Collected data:
——————
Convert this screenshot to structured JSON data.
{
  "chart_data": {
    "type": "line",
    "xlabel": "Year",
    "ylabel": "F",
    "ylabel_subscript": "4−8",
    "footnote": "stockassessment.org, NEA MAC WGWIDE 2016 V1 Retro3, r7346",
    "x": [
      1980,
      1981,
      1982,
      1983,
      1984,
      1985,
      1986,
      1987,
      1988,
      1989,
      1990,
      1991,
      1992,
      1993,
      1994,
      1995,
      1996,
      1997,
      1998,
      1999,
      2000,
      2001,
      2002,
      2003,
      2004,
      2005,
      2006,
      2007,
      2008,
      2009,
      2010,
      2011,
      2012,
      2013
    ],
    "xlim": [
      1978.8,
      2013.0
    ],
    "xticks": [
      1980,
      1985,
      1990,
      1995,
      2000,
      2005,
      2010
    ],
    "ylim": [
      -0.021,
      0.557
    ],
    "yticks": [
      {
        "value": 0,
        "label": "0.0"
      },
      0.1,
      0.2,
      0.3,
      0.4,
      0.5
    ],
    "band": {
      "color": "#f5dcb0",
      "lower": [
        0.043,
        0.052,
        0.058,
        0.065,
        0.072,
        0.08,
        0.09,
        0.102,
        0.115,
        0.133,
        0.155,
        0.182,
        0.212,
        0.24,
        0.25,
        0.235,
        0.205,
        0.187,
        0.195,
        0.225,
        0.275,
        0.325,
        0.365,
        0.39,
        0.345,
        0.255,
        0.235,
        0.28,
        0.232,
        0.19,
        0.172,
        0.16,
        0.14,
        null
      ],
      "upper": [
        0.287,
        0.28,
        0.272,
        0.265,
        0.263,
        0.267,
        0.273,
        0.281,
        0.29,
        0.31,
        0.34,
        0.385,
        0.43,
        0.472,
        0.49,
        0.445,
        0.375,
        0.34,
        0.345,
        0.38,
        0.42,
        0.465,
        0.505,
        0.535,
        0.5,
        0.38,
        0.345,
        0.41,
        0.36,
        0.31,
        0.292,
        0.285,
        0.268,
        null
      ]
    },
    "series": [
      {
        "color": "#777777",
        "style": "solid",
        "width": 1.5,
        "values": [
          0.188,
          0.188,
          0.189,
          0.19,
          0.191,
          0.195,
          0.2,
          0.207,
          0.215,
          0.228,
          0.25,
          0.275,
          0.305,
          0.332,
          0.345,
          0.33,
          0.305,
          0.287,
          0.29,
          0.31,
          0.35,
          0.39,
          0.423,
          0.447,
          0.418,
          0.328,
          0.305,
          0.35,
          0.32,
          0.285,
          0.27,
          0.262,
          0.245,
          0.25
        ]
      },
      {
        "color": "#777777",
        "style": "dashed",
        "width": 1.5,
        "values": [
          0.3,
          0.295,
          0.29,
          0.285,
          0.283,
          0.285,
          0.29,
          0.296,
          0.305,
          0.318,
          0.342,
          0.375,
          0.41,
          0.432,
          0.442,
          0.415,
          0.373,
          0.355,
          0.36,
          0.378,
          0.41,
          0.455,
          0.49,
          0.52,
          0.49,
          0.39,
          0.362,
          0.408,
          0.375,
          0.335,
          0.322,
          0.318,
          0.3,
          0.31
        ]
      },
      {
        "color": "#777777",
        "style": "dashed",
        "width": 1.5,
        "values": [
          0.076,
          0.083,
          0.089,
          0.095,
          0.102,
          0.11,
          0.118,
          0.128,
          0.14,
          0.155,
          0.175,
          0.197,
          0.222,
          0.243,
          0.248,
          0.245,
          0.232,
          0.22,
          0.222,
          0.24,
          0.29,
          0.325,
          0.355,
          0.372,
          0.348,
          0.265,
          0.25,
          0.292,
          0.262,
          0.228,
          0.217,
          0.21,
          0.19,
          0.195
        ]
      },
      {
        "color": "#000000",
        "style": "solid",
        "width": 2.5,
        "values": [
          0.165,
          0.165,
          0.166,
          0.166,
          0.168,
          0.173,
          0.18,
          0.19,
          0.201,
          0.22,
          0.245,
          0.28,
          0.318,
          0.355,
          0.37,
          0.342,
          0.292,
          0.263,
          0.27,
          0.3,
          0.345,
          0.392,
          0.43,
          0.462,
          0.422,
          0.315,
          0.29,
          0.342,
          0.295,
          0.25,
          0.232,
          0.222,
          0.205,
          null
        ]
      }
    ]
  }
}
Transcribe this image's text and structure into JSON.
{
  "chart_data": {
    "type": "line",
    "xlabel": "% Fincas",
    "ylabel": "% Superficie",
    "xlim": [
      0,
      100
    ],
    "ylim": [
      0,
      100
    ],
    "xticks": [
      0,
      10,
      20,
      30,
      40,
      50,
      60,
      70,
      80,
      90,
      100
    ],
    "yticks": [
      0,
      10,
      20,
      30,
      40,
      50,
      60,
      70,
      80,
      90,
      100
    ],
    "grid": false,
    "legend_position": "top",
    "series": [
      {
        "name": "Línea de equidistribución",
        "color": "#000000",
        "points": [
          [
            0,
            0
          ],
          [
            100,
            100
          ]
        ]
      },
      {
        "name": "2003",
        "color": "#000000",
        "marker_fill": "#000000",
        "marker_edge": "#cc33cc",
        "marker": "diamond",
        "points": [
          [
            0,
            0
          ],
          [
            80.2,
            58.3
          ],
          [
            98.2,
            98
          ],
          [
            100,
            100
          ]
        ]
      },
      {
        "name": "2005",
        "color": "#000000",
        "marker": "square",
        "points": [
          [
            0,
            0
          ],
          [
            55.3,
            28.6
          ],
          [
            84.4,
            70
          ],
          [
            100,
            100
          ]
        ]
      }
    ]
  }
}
——————
Written task:
Extract all lines from the data in which "name" is found.

Reply to the exercise:
        "name": "Línea de equidistribución",
        "name": "2003",
        "name": "2005",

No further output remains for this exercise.